**REQUIRED TASK**
Print the complete set of entries exactly.

**DATA SHOWN**
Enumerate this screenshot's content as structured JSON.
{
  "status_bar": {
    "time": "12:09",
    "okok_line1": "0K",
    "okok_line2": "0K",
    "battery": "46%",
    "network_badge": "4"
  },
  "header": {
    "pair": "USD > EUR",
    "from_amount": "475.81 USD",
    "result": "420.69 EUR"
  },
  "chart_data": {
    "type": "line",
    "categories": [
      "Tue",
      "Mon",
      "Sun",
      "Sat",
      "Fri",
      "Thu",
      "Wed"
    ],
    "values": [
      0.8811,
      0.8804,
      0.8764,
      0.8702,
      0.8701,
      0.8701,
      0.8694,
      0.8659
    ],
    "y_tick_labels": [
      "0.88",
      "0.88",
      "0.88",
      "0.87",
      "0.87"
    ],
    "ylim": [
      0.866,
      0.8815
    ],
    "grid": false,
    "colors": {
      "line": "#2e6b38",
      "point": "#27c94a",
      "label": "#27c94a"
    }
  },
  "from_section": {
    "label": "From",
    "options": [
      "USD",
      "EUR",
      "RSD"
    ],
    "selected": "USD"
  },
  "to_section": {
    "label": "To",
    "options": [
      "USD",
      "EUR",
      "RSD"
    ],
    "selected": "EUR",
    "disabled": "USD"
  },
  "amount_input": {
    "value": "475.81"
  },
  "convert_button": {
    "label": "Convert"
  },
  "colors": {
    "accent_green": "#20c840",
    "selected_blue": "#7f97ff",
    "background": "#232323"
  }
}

**ANSWER TO THE TASK**
Enumerate this screenshot's content as structured JSON.
{
  "status_bar": {
    "time": "12:09",
    "okok_line1": "0K",
    "okok_line2": "0K",
    "battery": "46%",
    "network_badge": "4"
  },
  "header": {
    "pair": "USD > EUR",
    "from_amount": "475.81 USD",
    "result": "420.69 EUR"
  },
  "chart_data": {
    "type": "line",
    "categories": [
      "Tue",
      "Mon",
      "Sun",
      "Sat",
      "Fri",
      "Thu",
      "Wed"
    ],
    "values": [
      0.8811,
      0.8804,
      0.8764,
      0.8702,
      0.8701,
      0.8701,
      0.8694,
      0.8659
    ],
    "y_tick_labels": [
      "0.88",
      "0.88",
      "0.88",
      "0.87",
      "0.87"
    ],
    "ylim": [
      0.866,
      0.8815
    ],
    "grid": false,
    "colors": {
      "line": "#2e6b38",
      "point": "#27c94a",
      "label": "#27c94a"
    }
  },
  "from_section": {
    "label": "From",
    "options": [
      "USD",
      "EUR",
      "RSD"
    ],
    "selected": "USD"
  },
  "to_section": {
    "label": "To",
    "options": [
      "USD",
      "EUR",
      "RSD"
    ],
    "selected": "EUR",
    "disabled": "USD"
  },
  "amount_input": {
    "value": "475.81"
  },
  "convert_button": {
    "label": "Convert"
  },
  "colors": {
    "accent_green": "#20c840",
    "selected_blue": "#7f97ff",
    "background": "#232323"
  }
}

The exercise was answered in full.